Give the listing again character for character, but drop the images.

(begin)

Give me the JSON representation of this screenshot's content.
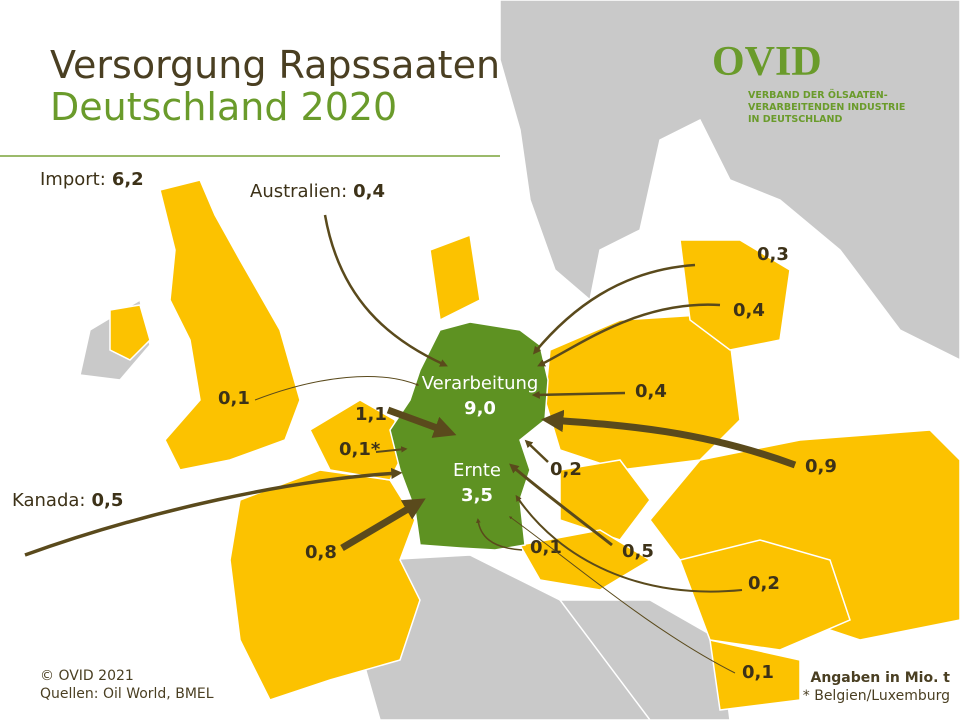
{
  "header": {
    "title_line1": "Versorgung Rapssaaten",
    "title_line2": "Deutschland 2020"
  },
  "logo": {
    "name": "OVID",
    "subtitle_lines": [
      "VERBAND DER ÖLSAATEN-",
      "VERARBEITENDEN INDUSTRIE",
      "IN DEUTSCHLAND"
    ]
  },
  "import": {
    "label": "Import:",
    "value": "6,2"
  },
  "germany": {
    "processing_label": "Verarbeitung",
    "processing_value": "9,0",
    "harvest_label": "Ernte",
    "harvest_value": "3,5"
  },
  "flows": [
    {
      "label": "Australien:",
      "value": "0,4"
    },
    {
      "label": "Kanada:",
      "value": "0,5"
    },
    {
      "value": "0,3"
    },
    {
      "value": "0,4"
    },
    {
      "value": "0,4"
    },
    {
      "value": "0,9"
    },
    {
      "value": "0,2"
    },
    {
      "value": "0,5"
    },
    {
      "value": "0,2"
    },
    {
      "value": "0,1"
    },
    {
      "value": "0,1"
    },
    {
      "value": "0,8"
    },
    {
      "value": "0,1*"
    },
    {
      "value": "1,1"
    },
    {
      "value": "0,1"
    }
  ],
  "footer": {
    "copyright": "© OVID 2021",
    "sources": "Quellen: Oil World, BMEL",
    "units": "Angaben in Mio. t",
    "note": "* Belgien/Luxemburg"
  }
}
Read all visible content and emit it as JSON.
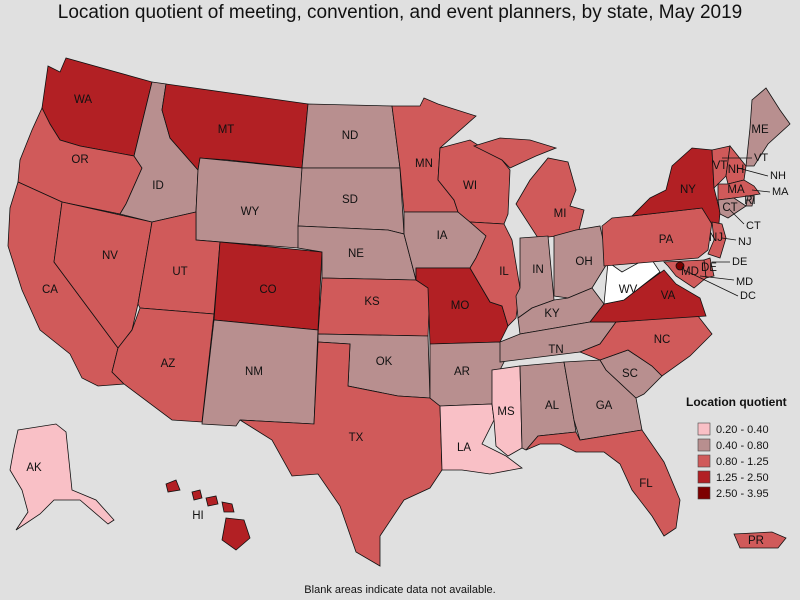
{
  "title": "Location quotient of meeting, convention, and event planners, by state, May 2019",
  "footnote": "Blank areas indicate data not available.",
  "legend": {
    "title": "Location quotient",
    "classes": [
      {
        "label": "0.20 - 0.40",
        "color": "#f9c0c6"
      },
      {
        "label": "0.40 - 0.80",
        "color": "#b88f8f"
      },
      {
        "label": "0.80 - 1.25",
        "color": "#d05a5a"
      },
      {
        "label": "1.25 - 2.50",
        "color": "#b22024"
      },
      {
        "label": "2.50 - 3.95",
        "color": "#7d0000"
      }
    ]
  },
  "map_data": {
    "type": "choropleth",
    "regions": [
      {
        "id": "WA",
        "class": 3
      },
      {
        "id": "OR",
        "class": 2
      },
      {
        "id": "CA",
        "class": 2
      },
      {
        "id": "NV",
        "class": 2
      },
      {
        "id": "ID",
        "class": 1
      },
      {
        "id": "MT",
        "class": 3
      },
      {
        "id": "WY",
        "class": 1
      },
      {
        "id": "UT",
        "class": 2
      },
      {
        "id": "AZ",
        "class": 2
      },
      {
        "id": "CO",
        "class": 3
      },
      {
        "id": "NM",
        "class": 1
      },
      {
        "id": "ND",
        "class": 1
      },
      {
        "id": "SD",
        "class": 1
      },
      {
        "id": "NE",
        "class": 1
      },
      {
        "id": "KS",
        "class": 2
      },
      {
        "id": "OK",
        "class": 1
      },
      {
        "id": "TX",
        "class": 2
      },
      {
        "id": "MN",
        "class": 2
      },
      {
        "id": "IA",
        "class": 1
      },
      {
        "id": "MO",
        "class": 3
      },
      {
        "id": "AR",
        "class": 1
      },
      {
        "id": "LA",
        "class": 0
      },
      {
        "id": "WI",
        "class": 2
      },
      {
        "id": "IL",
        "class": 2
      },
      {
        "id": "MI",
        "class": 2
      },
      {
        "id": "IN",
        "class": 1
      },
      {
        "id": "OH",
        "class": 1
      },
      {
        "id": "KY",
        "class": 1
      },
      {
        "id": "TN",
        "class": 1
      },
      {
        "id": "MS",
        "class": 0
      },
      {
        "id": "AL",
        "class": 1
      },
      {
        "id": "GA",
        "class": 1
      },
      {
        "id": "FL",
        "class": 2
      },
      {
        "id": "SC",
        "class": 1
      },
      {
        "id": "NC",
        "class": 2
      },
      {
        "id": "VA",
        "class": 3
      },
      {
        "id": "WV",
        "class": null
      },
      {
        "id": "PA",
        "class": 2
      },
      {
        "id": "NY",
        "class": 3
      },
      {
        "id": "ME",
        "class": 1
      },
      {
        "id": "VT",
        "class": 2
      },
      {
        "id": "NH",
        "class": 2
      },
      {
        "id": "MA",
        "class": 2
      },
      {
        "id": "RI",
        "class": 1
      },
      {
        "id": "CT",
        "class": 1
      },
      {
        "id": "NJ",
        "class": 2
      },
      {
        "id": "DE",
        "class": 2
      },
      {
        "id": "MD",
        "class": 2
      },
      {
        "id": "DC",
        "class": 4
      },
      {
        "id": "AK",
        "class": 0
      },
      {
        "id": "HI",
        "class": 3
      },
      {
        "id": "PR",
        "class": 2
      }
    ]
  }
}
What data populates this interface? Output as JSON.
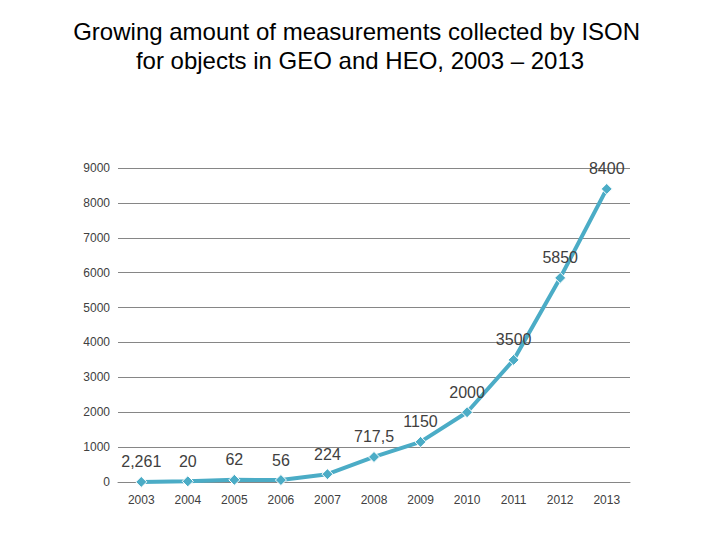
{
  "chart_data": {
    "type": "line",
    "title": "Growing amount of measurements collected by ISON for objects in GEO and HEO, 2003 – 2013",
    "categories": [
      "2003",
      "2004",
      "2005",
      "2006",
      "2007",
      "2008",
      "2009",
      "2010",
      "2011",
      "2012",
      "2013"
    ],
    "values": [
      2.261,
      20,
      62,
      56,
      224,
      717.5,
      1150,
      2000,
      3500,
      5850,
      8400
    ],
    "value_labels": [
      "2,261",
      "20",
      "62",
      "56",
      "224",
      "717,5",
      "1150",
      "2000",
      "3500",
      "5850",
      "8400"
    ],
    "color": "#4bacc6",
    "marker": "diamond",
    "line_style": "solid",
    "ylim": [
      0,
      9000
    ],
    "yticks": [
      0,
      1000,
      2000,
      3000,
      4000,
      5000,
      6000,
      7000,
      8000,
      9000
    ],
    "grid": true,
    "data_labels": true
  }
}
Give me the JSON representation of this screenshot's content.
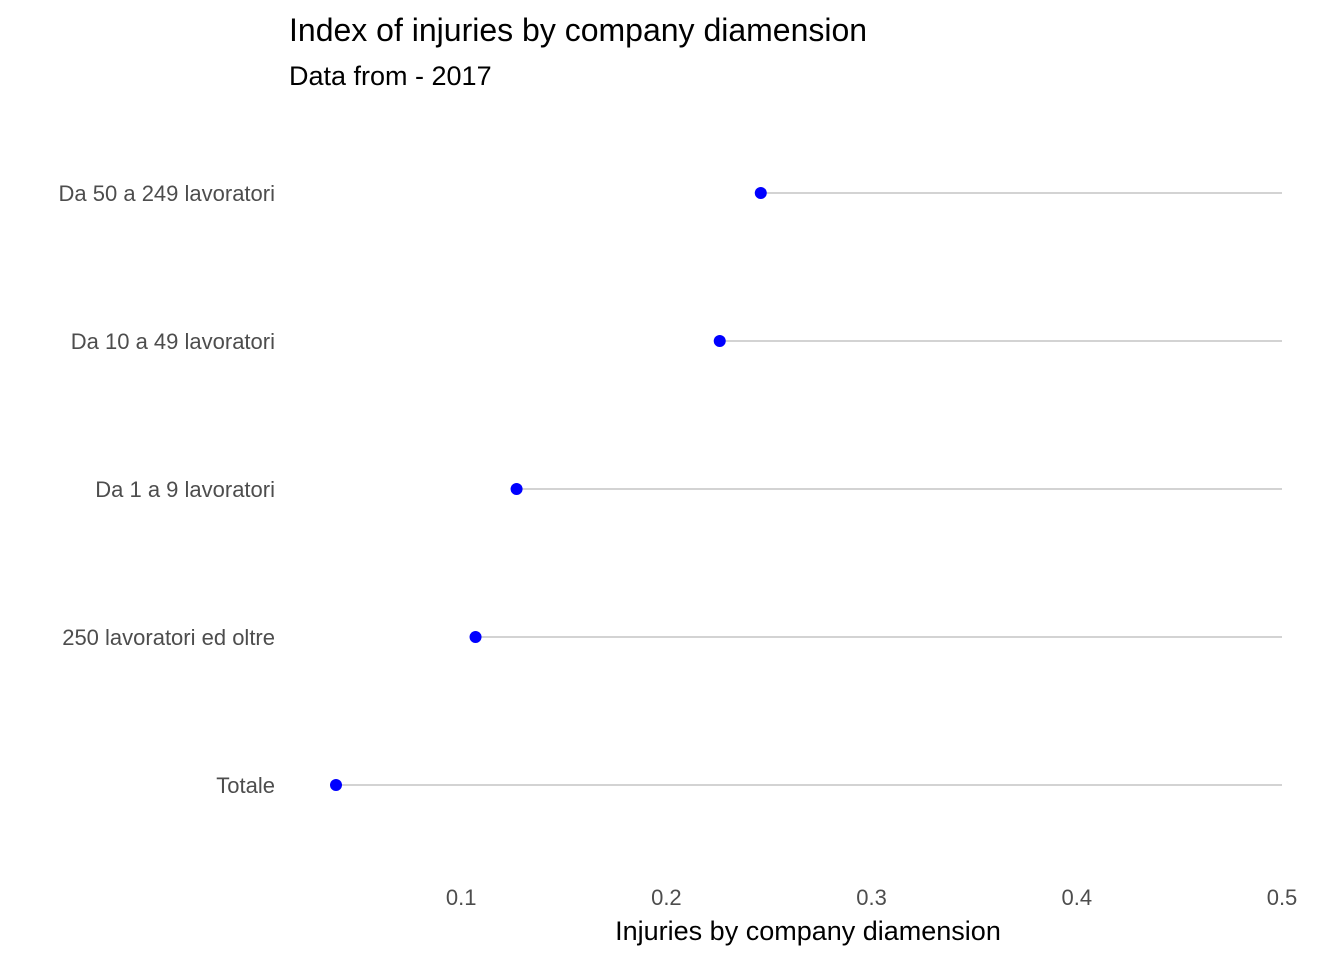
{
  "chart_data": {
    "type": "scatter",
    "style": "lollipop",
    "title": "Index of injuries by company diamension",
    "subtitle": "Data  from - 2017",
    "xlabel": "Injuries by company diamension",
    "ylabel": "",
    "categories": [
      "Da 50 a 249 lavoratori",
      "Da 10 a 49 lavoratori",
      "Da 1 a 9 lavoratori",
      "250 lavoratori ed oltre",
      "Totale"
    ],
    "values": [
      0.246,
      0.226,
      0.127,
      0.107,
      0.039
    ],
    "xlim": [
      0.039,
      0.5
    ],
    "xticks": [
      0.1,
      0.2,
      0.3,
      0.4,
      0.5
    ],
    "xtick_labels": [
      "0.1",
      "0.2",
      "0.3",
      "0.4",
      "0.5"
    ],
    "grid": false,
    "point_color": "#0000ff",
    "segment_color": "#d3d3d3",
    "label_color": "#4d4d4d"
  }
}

(end)

Finished exercise:
Give me the JSON representation of this screenshot's content.
{
  "header": {
    "title_line1": "Versorgung Rapssaaten",
    "title_line2": "Deutschland 2020"
  },
  "logo": {
    "name": "OVID",
    "subtitle_lines": [
      "VERBAND DER ÖLSAATEN-",
      "VERARBEITENDEN INDUSTRIE",
      "IN DEUTSCHLAND"
    ]
  },
  "import": {
    "label": "Import:",
    "value": "6,2"
  },
  "germany": {
    "processing_label": "Verarbeitung",
    "processing_value": "9,0",
    "harvest_label": "Ernte",
    "harvest_value": "3,5"
  },
  "flows": [
    {
      "label": "Australien:",
      "value": "0,4"
    },
    {
      "label": "Kanada:",
      "value": "0,5"
    },
    {
      "value": "0,3"
    },
    {
      "value": "0,4"
    },
    {
      "value": "0,4"
    },
    {
      "value": "0,9"
    },
    {
      "value": "0,2"
    },
    {
      "value": "0,5"
    },
    {
      "value": "0,2"
    },
    {
      "value": "0,1"
    },
    {
      "value": "0,1"
    },
    {
      "value": "0,8"
    },
    {
      "value": "0,1*"
    },
    {
      "value": "1,1"
    },
    {
      "value": "0,1"
    }
  ],
  "footer": {
    "copyright": "© OVID 2021",
    "sources": "Quellen: Oil World, BMEL",
    "units": "Angaben in Mio. t",
    "note": "* Belgien/Luxemburg"
  }
}
Read all visible content and emit it as JSON.
{
  "title": "Location quotient of meeting, convention, and event planners, by state, May 2019",
  "footnote": "Blank areas indicate data not available.",
  "legend": {
    "title": "Location quotient",
    "classes": [
      {
        "label": "0.20 - 0.40",
        "color": "#f9c0c6"
      },
      {
        "label": "0.40 - 0.80",
        "color": "#b88f8f"
      },
      {
        "label": "0.80 - 1.25",
        "color": "#d05a5a"
      },
      {
        "label": "1.25 - 2.50",
        "color": "#b22024"
      },
      {
        "label": "2.50 - 3.95",
        "color": "#7d0000"
      }
    ]
  },
  "map_data": {
    "type": "choropleth",
    "regions": [
      {
        "id": "WA",
        "class": 3
      },
      {
        "id": "OR",
        "class": 2
      },
      {
        "id": "CA",
        "class": 2
      },
      {
        "id": "NV",
        "class": 2
      },
      {
        "id": "ID",
        "class": 1
      },
      {
        "id": "MT",
        "class": 3
      },
      {
        "id": "WY",
        "class": 1
      },
      {
        "id": "UT",
        "class": 2
      },
      {
        "id": "AZ",
        "class": 2
      },
      {
        "id": "CO",
        "class": 3
      },
      {
        "id": "NM",
        "class": 1
      },
      {
        "id": "ND",
        "class": 1
      },
      {
        "id": "SD",
        "class": 1
      },
      {
        "id": "NE",
        "class": 1
      },
      {
        "id": "KS",
        "class": 2
      },
      {
        "id": "OK",
        "class": 1
      },
      {
        "id": "TX",
        "class": 2
      },
      {
        "id": "MN",
        "class": 2
      },
      {
        "id": "IA",
        "class": 1
      },
      {
        "id": "MO",
        "class": 3
      },
      {
        "id": "AR",
        "class": 1
      },
      {
        "id": "LA",
        "class": 0
      },
      {
        "id": "WI",
        "class": 2
      },
      {
        "id": "IL",
        "class": 2
      },
      {
        "id": "MI",
        "class": 2
      },
      {
        "id": "IN",
        "class": 1
      },
      {
        "id": "OH",
        "class": 1
      },
      {
        "id": "KY",
        "class": 1
      },
      {
        "id": "TN",
        "class": 1
      },
      {
        "id": "MS",
        "class": 0
      },
      {
        "id": "AL",
        "class": 1
      },
      {
        "id": "GA",
        "class": 1
      },
      {
        "id": "FL",
        "class": 2
      },
      {
        "id": "SC",
        "class": 1
      },
      {
        "id": "NC",
        "class": 2
      },
      {
        "id": "VA",
        "class": 3
      },
      {
        "id": "WV",
        "class": null
      },
      {
        "id": "PA",
        "class": 2
      },
      {
        "id": "NY",
        "class": 3
      },
      {
        "id": "ME",
        "class": 1
      },
      {
        "id": "VT",
        "class": 2
      },
      {
        "id": "NH",
        "class": 2
      },
      {
        "id": "MA",
        "class": 2
      },
      {
        "id": "RI",
        "class": 1
      },
      {
        "id": "CT",
        "class": 1
      },
      {
        "id": "NJ",
        "class": 2
      },
      {
        "id": "DE",
        "class": 2
      },
      {
        "id": "MD",
        "class": 2
      },
      {
        "id": "DC",
        "class": 4
      },
      {
        "id": "AK",
        "class": 0
      },
      {
        "id": "HI",
        "class": 3
      },
      {
        "id": "PR",
        "class": 2
      }
    ]
  }
}
What data populates this interface? Output as JSON.
{
  "chart_data": {
    "type": "line",
    "title": "Growing amount of measurements collected by ISON for objects in GEO and HEO, 2003 – 2013",
    "categories": [
      "2003",
      "2004",
      "2005",
      "2006",
      "2007",
      "2008",
      "2009",
      "2010",
      "2011",
      "2012",
      "2013"
    ],
    "values": [
      2.261,
      20,
      62,
      56,
      224,
      717.5,
      1150,
      2000,
      3500,
      5850,
      8400
    ],
    "value_labels": [
      "2,261",
      "20",
      "62",
      "56",
      "224",
      "717,5",
      "1150",
      "2000",
      "3500",
      "5850",
      "8400"
    ],
    "color": "#4bacc6",
    "marker": "diamond",
    "line_style": "solid",
    "ylim": [
      0,
      9000
    ],
    "yticks": [
      0,
      1000,
      2000,
      3000,
      4000,
      5000,
      6000,
      7000,
      8000,
      9000
    ],
    "grid": true,
    "data_labels": true
  }
}
Give me the JSON representation of this screenshot's content.
{
  "chart_data": {
    "type": "scatter",
    "style": "lollipop",
    "title": "Index of injuries by company diamension",
    "subtitle": "Data  from - 2017",
    "xlabel": "Injuries by company diamension",
    "ylabel": "",
    "categories": [
      "Da 50 a 249 lavoratori",
      "Da 10 a 49 lavoratori",
      "Da 1 a 9 lavoratori",
      "250 lavoratori ed oltre",
      "Totale"
    ],
    "values": [
      0.246,
      0.226,
      0.127,
      0.107,
      0.039
    ],
    "xlim": [
      0.039,
      0.5
    ],
    "xticks": [
      0.1,
      0.2,
      0.3,
      0.4,
      0.5
    ],
    "xtick_labels": [
      "0.1",
      "0.2",
      "0.3",
      "0.4",
      "0.5"
    ],
    "grid": false,
    "point_color": "#0000ff",
    "segment_color": "#d3d3d3",
    "label_color": "#4d4d4d"
  }
}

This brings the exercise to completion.